The data start

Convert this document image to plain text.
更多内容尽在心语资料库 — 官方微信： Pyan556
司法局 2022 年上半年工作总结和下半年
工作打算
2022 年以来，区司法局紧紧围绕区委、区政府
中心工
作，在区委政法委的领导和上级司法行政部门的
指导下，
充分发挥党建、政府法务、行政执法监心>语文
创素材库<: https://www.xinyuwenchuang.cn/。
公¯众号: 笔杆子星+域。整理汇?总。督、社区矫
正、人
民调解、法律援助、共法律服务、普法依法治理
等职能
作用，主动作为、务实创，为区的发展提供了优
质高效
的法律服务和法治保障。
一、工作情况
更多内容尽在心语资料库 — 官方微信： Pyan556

The data end

Exercise objective >> Word for word, quote all of the data above.

Correct answer >>
Convert this document image to plain text.
更多内容尽在心语资料库 — 官方微信： Pyan556
司法局 2022 年上半年工作总结和下半年
工作打算
2022 年以来，区司法局紧紧围绕区委、区政府
中心工
作，在区委政法委的领导和上级司法行政部门的
指导下，
充分发挥党建、政府法务、行政执法监心>语文
创素材库<: https://www.xinyuwenchuang.cn/。
公¯众号: 笔杆子星+域。整理汇?总。督、社区矫
正、人
民调解、法律援助、共法律服务、普法依法治理
等职能
作用，主动作为、务实创，为区的发展提供了优
质高效
的法律服务和法治保障。
一、工作情况
更多内容尽在心语资料库 — 官方微信： Pyan556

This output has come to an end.